TASK PROMPT: Make an exact copy of the listing below.

[Extracts from a graphics dataset]

------------------------------------------------

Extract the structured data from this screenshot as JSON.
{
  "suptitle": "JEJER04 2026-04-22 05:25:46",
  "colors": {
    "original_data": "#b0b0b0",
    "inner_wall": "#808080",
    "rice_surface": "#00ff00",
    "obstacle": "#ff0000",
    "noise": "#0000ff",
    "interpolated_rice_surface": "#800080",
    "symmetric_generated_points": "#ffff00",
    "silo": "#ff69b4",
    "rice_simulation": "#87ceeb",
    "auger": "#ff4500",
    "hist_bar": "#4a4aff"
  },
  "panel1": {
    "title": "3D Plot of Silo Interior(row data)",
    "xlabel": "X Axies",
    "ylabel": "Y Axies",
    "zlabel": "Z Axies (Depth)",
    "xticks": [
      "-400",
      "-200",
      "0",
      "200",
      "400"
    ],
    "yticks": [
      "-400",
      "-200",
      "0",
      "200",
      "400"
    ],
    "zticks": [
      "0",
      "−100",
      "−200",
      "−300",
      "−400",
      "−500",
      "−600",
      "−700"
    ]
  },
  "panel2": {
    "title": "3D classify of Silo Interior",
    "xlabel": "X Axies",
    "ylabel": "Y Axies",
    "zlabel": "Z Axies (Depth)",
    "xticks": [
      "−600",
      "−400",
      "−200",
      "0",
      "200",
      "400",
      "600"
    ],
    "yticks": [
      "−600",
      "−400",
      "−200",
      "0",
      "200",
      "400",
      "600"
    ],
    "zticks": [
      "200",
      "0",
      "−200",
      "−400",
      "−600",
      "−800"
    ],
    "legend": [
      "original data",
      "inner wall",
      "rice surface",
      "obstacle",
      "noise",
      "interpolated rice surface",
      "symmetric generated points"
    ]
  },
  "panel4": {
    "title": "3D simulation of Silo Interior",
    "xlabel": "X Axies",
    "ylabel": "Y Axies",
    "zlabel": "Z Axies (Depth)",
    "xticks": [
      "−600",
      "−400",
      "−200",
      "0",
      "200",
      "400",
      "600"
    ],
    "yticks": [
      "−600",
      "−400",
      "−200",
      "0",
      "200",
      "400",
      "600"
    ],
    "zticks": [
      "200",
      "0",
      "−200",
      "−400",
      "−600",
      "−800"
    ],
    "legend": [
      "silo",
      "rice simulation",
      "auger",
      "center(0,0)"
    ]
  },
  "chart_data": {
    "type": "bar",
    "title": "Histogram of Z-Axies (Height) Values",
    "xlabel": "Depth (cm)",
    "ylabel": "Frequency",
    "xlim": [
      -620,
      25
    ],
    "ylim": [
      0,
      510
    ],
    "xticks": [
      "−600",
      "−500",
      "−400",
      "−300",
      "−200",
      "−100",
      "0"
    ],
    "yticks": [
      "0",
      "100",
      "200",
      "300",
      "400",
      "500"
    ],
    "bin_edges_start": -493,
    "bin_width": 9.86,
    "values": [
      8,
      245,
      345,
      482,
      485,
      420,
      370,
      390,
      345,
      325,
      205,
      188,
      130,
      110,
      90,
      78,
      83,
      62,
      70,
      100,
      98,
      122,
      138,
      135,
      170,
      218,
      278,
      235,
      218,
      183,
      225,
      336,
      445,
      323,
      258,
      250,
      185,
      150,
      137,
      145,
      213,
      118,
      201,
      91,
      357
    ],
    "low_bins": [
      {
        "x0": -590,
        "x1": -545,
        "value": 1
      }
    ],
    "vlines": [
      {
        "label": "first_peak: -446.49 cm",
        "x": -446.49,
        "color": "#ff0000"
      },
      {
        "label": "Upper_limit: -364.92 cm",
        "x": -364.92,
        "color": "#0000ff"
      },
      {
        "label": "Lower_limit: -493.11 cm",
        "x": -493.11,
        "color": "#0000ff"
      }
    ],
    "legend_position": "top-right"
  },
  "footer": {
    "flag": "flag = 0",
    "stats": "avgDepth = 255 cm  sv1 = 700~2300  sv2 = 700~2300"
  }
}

------------------------------------------------

RESPONSE TO THIS EXERCISE:
Extract the structured data from this screenshot as JSON.
{
  "suptitle": "JEJER04 2026-04-22 05:25:46",
  "colors": {
    "original_data": "#b0b0b0",
    "inner_wall": "#808080",
    "rice_surface": "#00ff00",
    "obstacle": "#ff0000",
    "noise": "#0000ff",
    "interpolated_rice_surface": "#800080",
    "symmetric_generated_points": "#ffff00",
    "silo": "#ff69b4",
    "rice_simulation": "#87ceeb",
    "auger": "#ff4500",
    "hist_bar": "#4a4aff"
  },
  "panel1": {
    "title": "3D Plot of Silo Interior(row data)",
    "xlabel": "X Axies",
    "ylabel": "Y Axies",
    "zlabel": "Z Axies (Depth)",
    "xticks": [
      "-400",
      "-200",
      "0",
      "200",
      "400"
    ],
    "yticks": [
      "-400",
      "-200",
      "0",
      "200",
      "400"
    ],
    "zticks": [
      "0",
      "−100",
      "−200",
      "−300",
      "−400",
      "−500",
      "−600",
      "−700"
    ]
  },
  "panel2": {
    "title": "3D classify of Silo Interior",
    "xlabel": "X Axies",
    "ylabel": "Y Axies",
    "zlabel": "Z Axies (Depth)",
    "xticks": [
      "−600",
      "−400",
      "−200",
      "0",
      "200",
      "400",
      "600"
    ],
    "yticks": [
      "−600",
      "−400",
      "−200",
      "0",
      "200",
      "400",
      "600"
    ],
    "zticks": [
      "200",
      "0",
      "−200",
      "−400",
      "−600",
      "−800"
    ],
    "legend": [
      "original data",
      "inner wall",
      "rice surface",
      "obstacle",
      "noise",
      "interpolated rice surface",
      "symmetric generated points"
    ]
  },
  "panel4": {
    "title": "3D simulation of Silo Interior",
    "xlabel": "X Axies",
    "ylabel": "Y Axies",
    "zlabel": "Z Axies (Depth)",
    "xticks": [
      "−600",
      "−400",
      "−200",
      "0",
      "200",
      "400",
      "600"
    ],
    "yticks": [
      "−600",
      "−400",
      "−200",
      "0",
      "200",
      "400",
      "600"
    ],
    "zticks": [
      "200",
      "0",
      "−200",
      "−400",
      "−600",
      "−800"
    ],
    "legend": [
      "silo",
      "rice simulation",
      "auger",
      "center(0,0)"
    ]
  },
  "chart_data": {
    "type": "bar",
    "title": "Histogram of Z-Axies (Height) Values",
    "xlabel": "Depth (cm)",
    "ylabel": "Frequency",
    "xlim": [
      -620,
      25
    ],
    "ylim": [
      0,
      510
    ],
    "xticks": [
      "−600",
      "−500",
      "−400",
      "−300",
      "−200",
      "−100",
      "0"
    ],
    "yticks": [
      "0",
      "100",
      "200",
      "300",
      "400",
      "500"
    ],
    "bin_edges_start": -493,
    "bin_width": 9.86,
    "values": [
      8,
      245,
      345,
      482,
      485,
      420,
      370,
      390,
      345,
      325,
      205,
      188,
      130,
      110,
      90,
      78,
      83,
      62,
      70,
      100,
      98,
      122,
      138,
      135,
      170,
      218,
      278,
      235,
      218,
      183,
      225,
      336,
      445,
      323,
      258,
      250,
      185,
      150,
      137,
      145,
      213,
      118,
      201,
      91,
      357
    ],
    "low_bins": [
      {
        "x0": -590,
        "x1": -545,
        "value": 1
      }
    ],
    "vlines": [
      {
        "label": "first_peak: -446.49 cm",
        "x": -446.49,
        "color": "#ff0000"
      },
      {
        "label": "Upper_limit: -364.92 cm",
        "x": -364.92,
        "color": "#0000ff"
      },
      {
        "label": "Lower_limit: -493.11 cm",
        "x": -493.11,
        "color": "#0000ff"
      }
    ],
    "legend_position": "top-right"
  },
  "footer": {
    "flag": "flag = 0",
    "stats": "avgDepth = 255 cm  sv1 = 700~2300  sv2 = 700~2300"
  }
}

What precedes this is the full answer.